> [WHAT THE TASK REQUIRES]: Within the records below, find each line that holds the string "Deposit", then copy it.

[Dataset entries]
Start

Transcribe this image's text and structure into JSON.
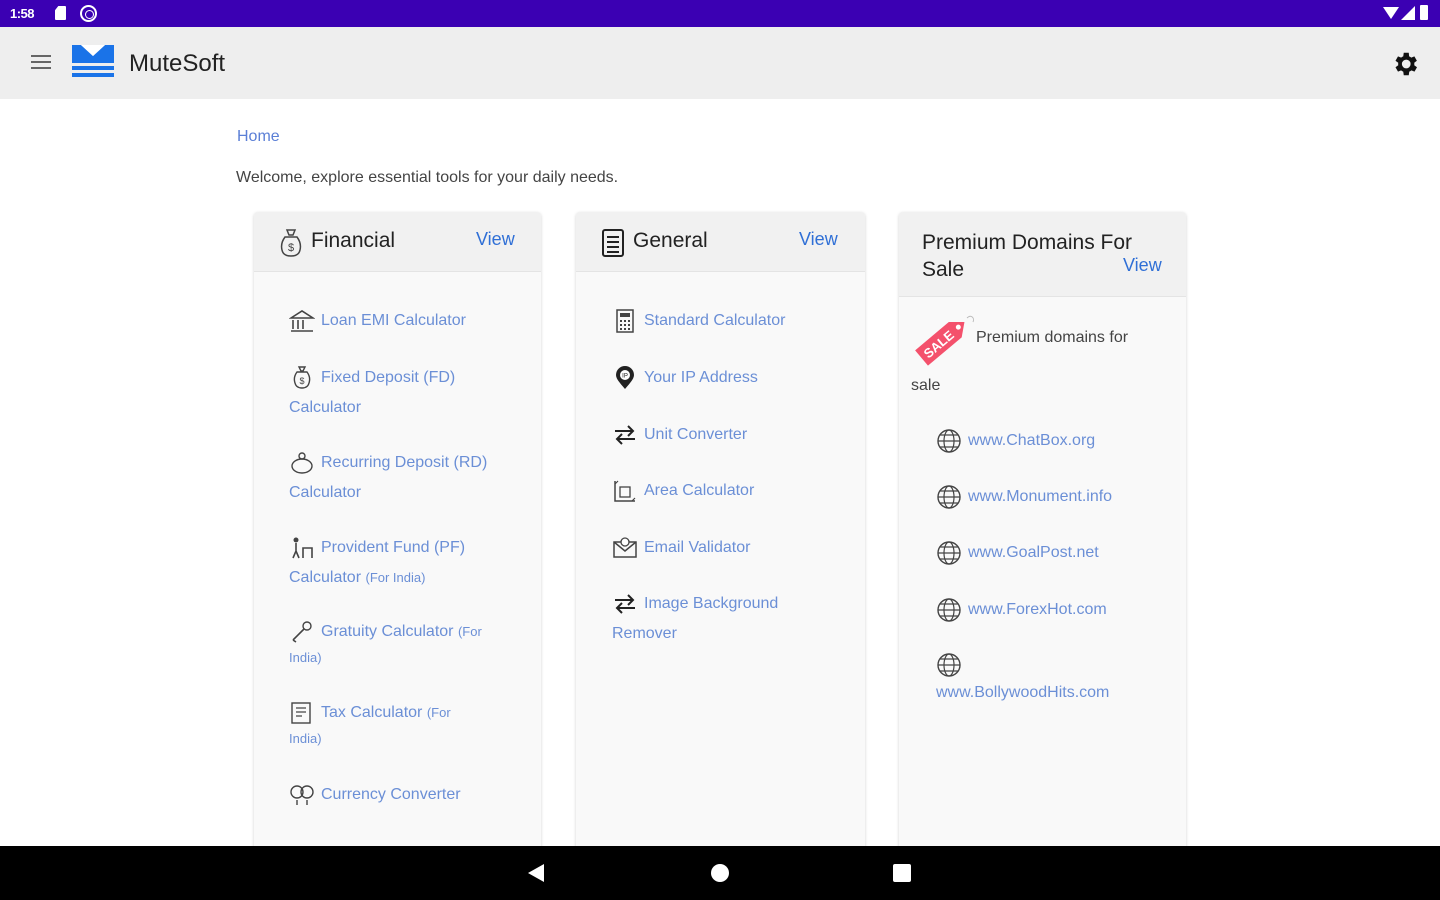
{
  "status_bar": {
    "time": "1:58"
  },
  "app_bar": {
    "title": "MuteSoft"
  },
  "breadcrumb": "Home",
  "welcome": "Welcome, explore essential tools for your daily needs.",
  "financial": {
    "title": "Financial",
    "view": "View",
    "items": [
      {
        "label": "Loan EMI Calculator",
        "icon": "bank-icon"
      },
      {
        "label": "Fixed Deposit (FD)",
        "label2": "Calculator",
        "icon": "money-bag-icon"
      },
      {
        "label": "Recurring Deposit (RD)",
        "label2": "Calculator",
        "icon": "piggy-bank-icon"
      },
      {
        "label": "Provident Fund (PF)",
        "label2": "Calculator",
        "label2_small": "(For India)",
        "icon": "pension-icon"
      },
      {
        "label": "Gratuity Calculator",
        "label_small": "(For",
        "label2_small": "India)",
        "icon": "gratuity-icon"
      },
      {
        "label": "Tax Calculator",
        "label_small": "(For",
        "label2_small": "India)",
        "icon": "tax-icon"
      },
      {
        "label": "Currency Converter",
        "icon": "currency-icon"
      }
    ]
  },
  "general": {
    "title": "General",
    "view": "View",
    "items": [
      {
        "label": "Standard Calculator",
        "icon": "calculator-icon"
      },
      {
        "label": "Your IP Address",
        "icon": "ip-location-icon"
      },
      {
        "label": "Unit Converter",
        "icon": "swap-icon"
      },
      {
        "label": "Area Calculator",
        "icon": "area-icon"
      },
      {
        "label": "Email Validator",
        "icon": "email-icon"
      },
      {
        "label": "Image Background",
        "label2": "Remover",
        "icon": "swap-icon"
      }
    ]
  },
  "domains": {
    "title_line1": "Premium Domains For",
    "title_line2": "Sale",
    "view": "View",
    "intro_line1": "Premium domains for",
    "intro_line2": "sale",
    "sale_tag": "SALE",
    "items": [
      "www.ChatBox.org",
      "www.Monument.info",
      "www.GoalPost.net",
      "www.ForexHot.com",
      "www.BollywoodHits.com"
    ]
  },
  "colors": {
    "status_bar": "#3b00b3",
    "link": "#2f6fd6",
    "link_light": "#6b8fd6",
    "logo_blue": "#1a73e8"
  }
}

End

> [SOLVED PROBLEM]:
        "label": "Fixed Deposit (FD)",
        "label": "Recurring Deposit (RD)",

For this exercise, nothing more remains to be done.